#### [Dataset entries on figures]
************

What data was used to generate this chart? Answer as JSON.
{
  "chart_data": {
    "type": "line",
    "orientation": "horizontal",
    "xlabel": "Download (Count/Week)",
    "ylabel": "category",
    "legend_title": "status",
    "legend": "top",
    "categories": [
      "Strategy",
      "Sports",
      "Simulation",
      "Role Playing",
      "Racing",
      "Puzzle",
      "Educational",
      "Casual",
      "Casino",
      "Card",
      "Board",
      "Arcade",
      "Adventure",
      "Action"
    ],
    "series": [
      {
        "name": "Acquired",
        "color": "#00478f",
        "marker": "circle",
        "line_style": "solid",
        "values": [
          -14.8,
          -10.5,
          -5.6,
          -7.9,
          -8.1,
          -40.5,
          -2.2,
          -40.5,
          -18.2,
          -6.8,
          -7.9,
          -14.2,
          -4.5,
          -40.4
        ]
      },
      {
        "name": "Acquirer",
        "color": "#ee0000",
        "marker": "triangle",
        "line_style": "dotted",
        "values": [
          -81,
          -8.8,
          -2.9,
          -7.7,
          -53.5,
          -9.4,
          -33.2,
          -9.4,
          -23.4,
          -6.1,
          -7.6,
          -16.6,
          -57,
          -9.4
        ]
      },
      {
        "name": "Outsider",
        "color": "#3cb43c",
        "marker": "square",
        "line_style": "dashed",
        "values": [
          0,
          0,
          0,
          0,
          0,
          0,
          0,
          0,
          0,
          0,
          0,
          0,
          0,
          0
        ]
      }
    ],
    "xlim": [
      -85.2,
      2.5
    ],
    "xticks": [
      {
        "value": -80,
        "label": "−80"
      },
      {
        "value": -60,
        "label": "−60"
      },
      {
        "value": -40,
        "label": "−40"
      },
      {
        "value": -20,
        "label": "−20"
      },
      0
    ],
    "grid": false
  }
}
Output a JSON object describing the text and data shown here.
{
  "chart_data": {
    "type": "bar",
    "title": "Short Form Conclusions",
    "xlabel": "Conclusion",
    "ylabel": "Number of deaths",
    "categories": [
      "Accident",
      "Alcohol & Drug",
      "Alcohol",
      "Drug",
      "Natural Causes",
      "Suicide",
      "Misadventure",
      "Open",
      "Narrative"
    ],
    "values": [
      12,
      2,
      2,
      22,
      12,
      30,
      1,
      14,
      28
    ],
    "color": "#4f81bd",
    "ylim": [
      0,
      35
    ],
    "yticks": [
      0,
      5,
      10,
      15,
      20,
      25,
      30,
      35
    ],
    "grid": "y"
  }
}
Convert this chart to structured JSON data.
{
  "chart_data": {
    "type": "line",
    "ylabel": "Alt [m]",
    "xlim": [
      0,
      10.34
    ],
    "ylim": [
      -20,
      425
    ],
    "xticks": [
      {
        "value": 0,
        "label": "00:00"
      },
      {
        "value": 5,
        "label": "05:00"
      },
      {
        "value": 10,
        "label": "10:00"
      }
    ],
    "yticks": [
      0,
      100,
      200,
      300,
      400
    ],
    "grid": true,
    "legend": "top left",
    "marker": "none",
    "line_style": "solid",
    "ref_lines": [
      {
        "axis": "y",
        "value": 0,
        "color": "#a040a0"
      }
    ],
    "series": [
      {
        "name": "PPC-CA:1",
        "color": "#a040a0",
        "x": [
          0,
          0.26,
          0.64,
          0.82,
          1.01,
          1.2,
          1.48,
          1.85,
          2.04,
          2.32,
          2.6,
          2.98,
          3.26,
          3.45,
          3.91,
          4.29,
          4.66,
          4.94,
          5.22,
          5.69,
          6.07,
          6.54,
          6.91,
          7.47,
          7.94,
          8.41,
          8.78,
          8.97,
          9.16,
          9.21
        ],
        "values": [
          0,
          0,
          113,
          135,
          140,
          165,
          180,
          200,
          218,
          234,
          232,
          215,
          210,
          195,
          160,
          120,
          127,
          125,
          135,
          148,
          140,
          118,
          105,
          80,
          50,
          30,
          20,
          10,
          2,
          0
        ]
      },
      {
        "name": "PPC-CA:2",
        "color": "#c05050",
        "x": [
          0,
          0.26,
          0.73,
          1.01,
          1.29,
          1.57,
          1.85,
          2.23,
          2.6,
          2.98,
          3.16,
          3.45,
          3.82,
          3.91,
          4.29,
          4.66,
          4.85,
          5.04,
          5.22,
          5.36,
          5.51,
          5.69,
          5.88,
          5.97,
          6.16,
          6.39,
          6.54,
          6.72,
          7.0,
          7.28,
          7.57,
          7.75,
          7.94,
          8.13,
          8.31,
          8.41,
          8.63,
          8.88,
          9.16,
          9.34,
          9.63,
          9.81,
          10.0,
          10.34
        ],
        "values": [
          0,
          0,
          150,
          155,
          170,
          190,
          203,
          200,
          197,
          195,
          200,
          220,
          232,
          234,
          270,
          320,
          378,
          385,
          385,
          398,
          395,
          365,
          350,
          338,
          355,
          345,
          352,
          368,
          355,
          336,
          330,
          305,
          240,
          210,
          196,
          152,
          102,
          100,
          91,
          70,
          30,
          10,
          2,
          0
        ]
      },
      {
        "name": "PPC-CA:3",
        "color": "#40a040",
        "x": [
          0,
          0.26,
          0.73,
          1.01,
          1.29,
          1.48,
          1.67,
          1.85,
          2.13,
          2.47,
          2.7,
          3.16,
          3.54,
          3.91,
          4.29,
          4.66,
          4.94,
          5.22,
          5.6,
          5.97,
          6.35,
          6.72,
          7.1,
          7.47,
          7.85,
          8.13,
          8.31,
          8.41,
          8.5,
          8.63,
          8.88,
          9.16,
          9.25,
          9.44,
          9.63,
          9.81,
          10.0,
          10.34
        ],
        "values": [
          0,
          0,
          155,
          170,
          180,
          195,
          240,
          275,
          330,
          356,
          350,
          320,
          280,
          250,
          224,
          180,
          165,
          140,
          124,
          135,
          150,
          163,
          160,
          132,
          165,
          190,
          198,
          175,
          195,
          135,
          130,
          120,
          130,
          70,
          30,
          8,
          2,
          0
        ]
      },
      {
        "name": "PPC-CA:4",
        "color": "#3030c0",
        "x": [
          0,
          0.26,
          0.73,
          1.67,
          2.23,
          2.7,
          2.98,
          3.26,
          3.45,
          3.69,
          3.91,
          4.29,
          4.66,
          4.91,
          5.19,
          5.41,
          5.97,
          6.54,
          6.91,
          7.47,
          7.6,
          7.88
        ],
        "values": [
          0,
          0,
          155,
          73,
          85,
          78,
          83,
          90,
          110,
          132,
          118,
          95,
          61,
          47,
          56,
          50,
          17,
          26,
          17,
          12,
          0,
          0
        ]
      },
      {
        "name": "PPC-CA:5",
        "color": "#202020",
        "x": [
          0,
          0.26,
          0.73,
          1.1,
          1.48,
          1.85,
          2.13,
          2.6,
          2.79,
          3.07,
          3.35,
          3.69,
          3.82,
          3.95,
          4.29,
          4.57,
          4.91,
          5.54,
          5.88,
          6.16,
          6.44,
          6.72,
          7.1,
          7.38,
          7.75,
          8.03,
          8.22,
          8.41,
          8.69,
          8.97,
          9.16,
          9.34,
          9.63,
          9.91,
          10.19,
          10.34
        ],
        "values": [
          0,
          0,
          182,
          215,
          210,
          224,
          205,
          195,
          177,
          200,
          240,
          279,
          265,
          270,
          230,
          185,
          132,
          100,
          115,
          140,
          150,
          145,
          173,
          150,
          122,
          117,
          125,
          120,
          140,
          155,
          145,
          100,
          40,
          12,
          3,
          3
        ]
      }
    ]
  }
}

************

#### [Short task]
Copy the material above, line for line.

#### [Task answer]
What data was used to generate this chart? Answer as JSON.
{
  "chart_data": {
    "type": "line",
    "orientation": "horizontal",
    "xlabel": "Download (Count/Week)",
    "ylabel": "category",
    "legend_title": "status",
    "legend": "top",
    "categories": [
      "Strategy",
      "Sports",
      "Simulation",
      "Role Playing",
      "Racing",
      "Puzzle",
      "Educational",
      "Casual",
      "Casino",
      "Card",
      "Board",
      "Arcade",
      "Adventure",
      "Action"
    ],
    "series": [
      {
        "name": "Acquired",
        "color": "#00478f",
        "marker": "circle",
        "line_style": "solid",
        "values": [
          -14.8,
          -10.5,
          -5.6,
          -7.9,
          -8.1,
          -40.5,
          -2.2,
          -40.5,
          -18.2,
          -6.8,
          -7.9,
          -14.2,
          -4.5,
          -40.4
        ]
      },
      {
        "name": "Acquirer",
        "color": "#ee0000",
        "marker": "triangle",
        "line_style": "dotted",
        "values": [
          -81,
          -8.8,
          -2.9,
          -7.7,
          -53.5,
          -9.4,
          -33.2,
          -9.4,
          -23.4,
          -6.1,
          -7.6,
          -16.6,
          -57,
          -9.4
        ]
      },
      {
        "name": "Outsider",
        "color": "#3cb43c",
        "marker": "square",
        "line_style": "dashed",
        "values": [
          0,
          0,
          0,
          0,
          0,
          0,
          0,
          0,
          0,
          0,
          0,
          0,
          0,
          0
        ]
      }
    ],
    "xlim": [
      -85.2,
      2.5
    ],
    "xticks": [
      {
        "value": -80,
        "label": "−80"
      },
      {
        "value": -60,
        "label": "−60"
      },
      {
        "value": -40,
        "label": "−40"
      },
      {
        "value": -20,
        "label": "−20"
      },
      0
    ],
    "grid": false
  }
}
Output a JSON object describing the text and data shown here.
{
  "chart_data": {
    "type": "bar",
    "title": "Short Form Conclusions",
    "xlabel": "Conclusion",
    "ylabel": "Number of deaths",
    "categories": [
      "Accident",
      "Alcohol & Drug",
      "Alcohol",
      "Drug",
      "Natural Causes",
      "Suicide",
      "Misadventure",
      "Open",
      "Narrative"
    ],
    "values": [
      12,
      2,
      2,
      22,
      12,
      30,
      1,
      14,
      28
    ],
    "color": "#4f81bd",
    "ylim": [
      0,
      35
    ],
    "yticks": [
      0,
      5,
      10,
      15,
      20,
      25,
      30,
      35
    ],
    "grid": "y"
  }
}
Convert this chart to structured JSON data.
{
  "chart_data": {
    "type": "line",
    "ylabel": "Alt [m]",
    "xlim": [
      0,
      10.34
    ],
    "ylim": [
      -20,
      425
    ],
    "xticks": [
      {
        "value": 0,
        "label": "00:00"
      },
      {
        "value": 5,
        "label": "05:00"
      },
      {
        "value": 10,
        "label": "10:00"
      }
    ],
    "yticks": [
      0,
      100,
      200,
      300,
      400
    ],
    "grid": true,
    "legend": "top left",
    "marker": "none",
    "line_style": "solid",
    "ref_lines": [
      {
        "axis": "y",
        "value": 0,
        "color": "#a040a0"
      }
    ],
    "series": [
      {
        "name": "PPC-CA:1",
        "color": "#a040a0",
        "x": [
          0,
          0.26,
          0.64,
          0.82,
          1.01,
          1.2,
          1.48,
          1.85,
          2.04,
          2.32,
          2.6,
          2.98,
          3.26,
          3.45,
          3.91,
          4.29,
          4.66,
          4.94,
          5.22,
          5.69,
          6.07,
          6.54,
          6.91,
          7.47,
          7.94,
          8.41,
          8.78,
          8.97,
          9.16,
          9.21
        ],
        "values": [
          0,
          0,
          113,
          135,
          140,
          165,
          180,
          200,
          218,
          234,
          232,
          215,
          210,
          195,
          160,
          120,
          127,
          125,
          135,
          148,
          140,
          118,
          105,
          80,
          50,
          30,
          20,
          10,
          2,
          0
        ]
      },
      {
        "name": "PPC-CA:2",
        "color": "#c05050",
        "x": [
          0,
          0.26,
          0.73,
          1.01,
          1.29,
          1.57,
          1.85,
          2.23,
          2.6,
          2.98,
          3.16,
          3.45,
          3.82,
          3.91,
          4.29,
          4.66,
          4.85,
          5.04,
          5.22,
          5.36,
          5.51,
          5.69,
          5.88,
          5.97,
          6.16,
          6.39,
          6.54,
          6.72,
          7.0,
          7.28,
          7.57,
          7.75,
          7.94,
          8.13,
          8.31,
          8.41,
          8.63,
          8.88,
          9.16,
          9.34,
          9.63,
          9.81,
          10.0,
          10.34
        ],
        "values": [
          0,
          0,
          150,
          155,
          170,
          190,
          203,
          200,
          197,
          195,
          200,
          220,
          232,
          234,
          270,
          320,
          378,
          385,
          385,
          398,
          395,
          365,
          350,
          338,
          355,
          345,
          352,
          368,
          355,
          336,
          330,
          305,
          240,
          210,
          196,
          152,
          102,
          100,
          91,
          70,
          30,
          10,
          2,
          0
        ]
      },
      {
        "name": "PPC-CA:3",
        "color": "#40a040",
        "x": [
          0,
          0.26,
          0.73,
          1.01,
          1.29,
          1.48,
          1.67,
          1.85,
          2.13,
          2.47,
          2.7,
          3.16,
          3.54,
          3.91,
          4.29,
          4.66,
          4.94,
          5.22,
          5.6,
          5.97,
          6.35,
          6.72,
          7.1,
          7.47,
          7.85,
          8.13,
          8.31,
          8.41,
          8.5,
          8.63,
          8.88,
          9.16,
          9.25,
          9.44,
          9.63,
          9.81,
          10.0,
          10.34
        ],
        "values": [
          0,
          0,
          155,
          170,
          180,
          195,
          240,
          275,
          330,
          356,
          350,
          320,
          280,
          250,
          224,
          180,
          165,
          140,
          124,
          135,
          150,
          163,
          160,
          132,
          165,
          190,
          198,
          175,
          195,
          135,
          130,
          120,
          130,
          70,
          30,
          8,
          2,
          0
        ]
      },
      {
        "name": "PPC-CA:4",
        "color": "#3030c0",
        "x": [
          0,
          0.26,
          0.73,
          1.67,
          2.23,
          2.7,
          2.98,
          3.26,
          3.45,
          3.69,
          3.91,
          4.29,
          4.66,
          4.91,
          5.19,
          5.41,
          5.97,
          6.54,
          6.91,
          7.47,
          7.6,
          7.88
        ],
        "values": [
          0,
          0,
          155,
          73,
          85,
          78,
          83,
          90,
          110,
          132,
          118,
          95,
          61,
          47,
          56,
          50,
          17,
          26,
          17,
          12,
          0,
          0
        ]
      },
      {
        "name": "PPC-CA:5",
        "color": "#202020",
        "x": [
          0,
          0.26,
          0.73,
          1.1,
          1.48,
          1.85,
          2.13,
          2.6,
          2.79,
          3.07,
          3.35,
          3.69,
          3.82,
          3.95,
          4.29,
          4.57,
          4.91,
          5.54,
          5.88,
          6.16,
          6.44,
          6.72,
          7.1,
          7.38,
          7.75,
          8.03,
          8.22,
          8.41,
          8.69,
          8.97,
          9.16,
          9.34,
          9.63,
          9.91,
          10.19,
          10.34
        ],
        "values": [
          0,
          0,
          182,
          215,
          210,
          224,
          205,
          195,
          177,
          200,
          240,
          279,
          265,
          270,
          230,
          185,
          132,
          100,
          115,
          140,
          150,
          145,
          173,
          150,
          122,
          117,
          125,
          120,
          140,
          155,
          145,
          100,
          40,
          12,
          3,
          3
        ]
      }
    ]
  }
}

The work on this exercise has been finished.